▶ **DIRECTION**
Return all of the data exactly as written, without the pictures.

▶ **EXCERPTED DATA**
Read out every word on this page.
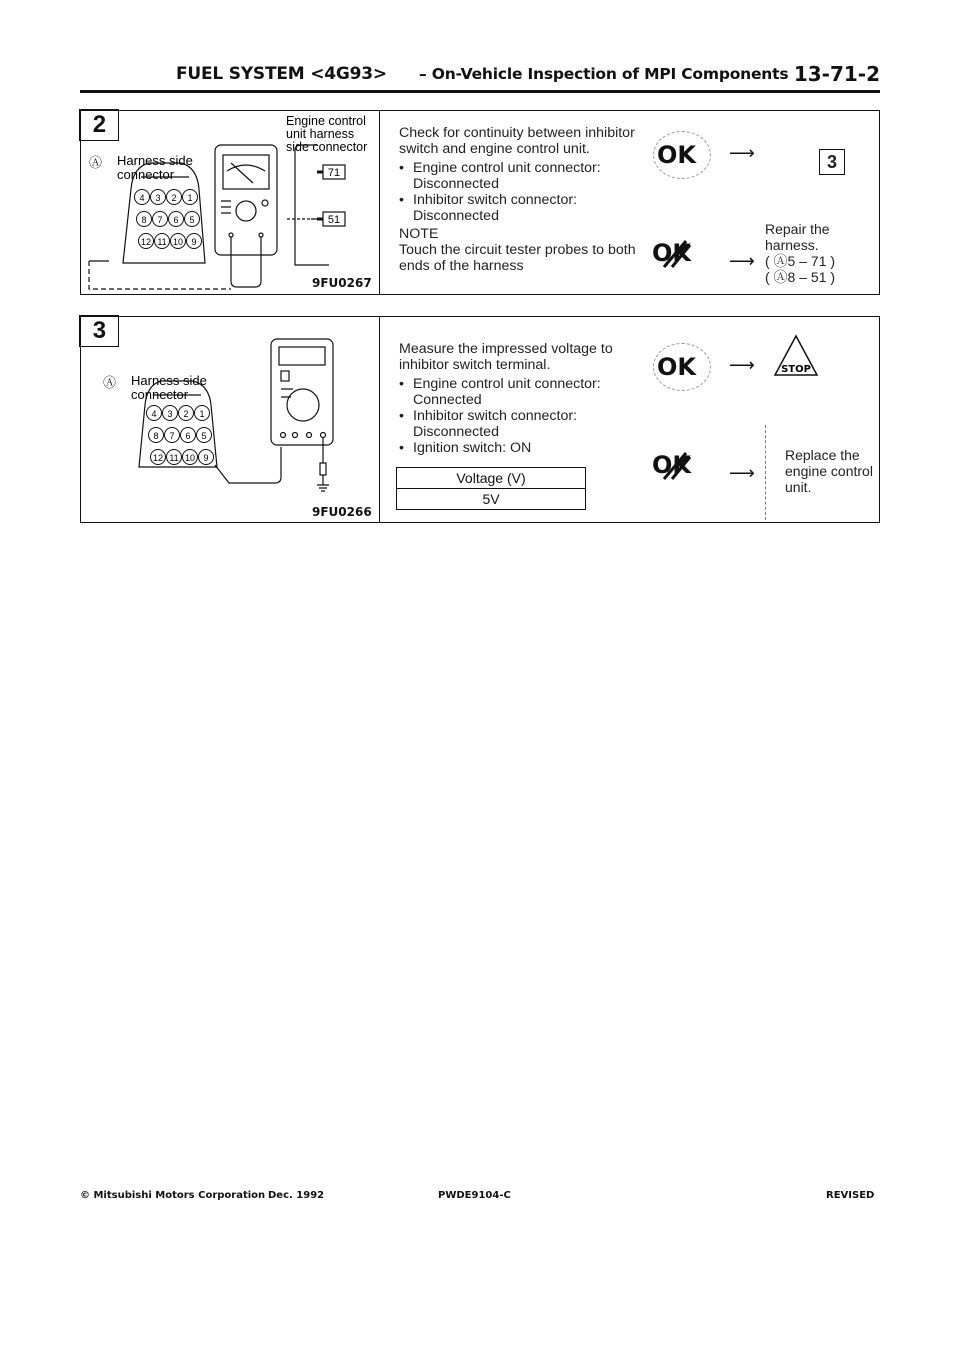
FUEL SYSTEM <4G93> – On-Vehicle Inspection of MPI Components 13-71-2
2
4 3 2 1
8 7 6 5
12 11 10 9
71
51
Ⓐ Harness side
connector
Engine control
unit harness
side connector
9FU0267

Check for continuity between inhibitor

switch and engine control unit.

• Engine control unit connector:

Disconnected

• Inhibitor switch connector:

Disconnected

NOTE

Touch the circuit tester probes to both

ends of the harness

OK ⟶	3
OK ⟶
Repair the
harness.
( Ⓐ5 – 71 )
( Ⓐ8 – 51 )
3
4 3 2 1
8 7 6 5
12 11 10 9
Ⓐ Harness side
connector
9FU0266

Measure the impressed voltage to

inhibitor switch terminal.

• Engine control unit connector:

Connected

• Inhibitor switch connector:

Disconnected

• Ignition switch: ON

Voltage (V)
5V
OK ⟶	STOP
OK ⟶
Replace the
engine control
unit.
© Mitsubishi Motors Corporation Dec. 1992	PWDE9104-C	REVISED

▶ **FINISHED EXERCISE**
Read out every word on this page.
FUEL SYSTEM <4G93> – On-Vehicle Inspection of MPI Components 13-71-2
2
4 3 2 1
8 7 6 5
12 11 10 9
71
51
Ⓐ Harness side
connector
Engine control
unit harness
side connector
9FU0267

Check for continuity between inhibitor

switch and engine control unit.

• Engine control unit connector:

Disconnected

• Inhibitor switch connector:

Disconnected

NOTE

Touch the circuit tester probes to both

ends of the harness

OK ⟶	3
OK ⟶
Repair the
harness.
( Ⓐ5 – 71 )
( Ⓐ8 – 51 )
3
4 3 2 1
8 7 6 5
12 11 10 9
Ⓐ Harness side
connector
9FU0266

Measure the impressed voltage to

inhibitor switch terminal.

• Engine control unit connector:

Connected

• Inhibitor switch connector:

Disconnected

• Ignition switch: ON

Voltage (V)
5V
OK ⟶	STOP
OK ⟶
Replace the
engine control
unit.
© Mitsubishi Motors Corporation Dec. 1992	PWDE9104-C	REVISED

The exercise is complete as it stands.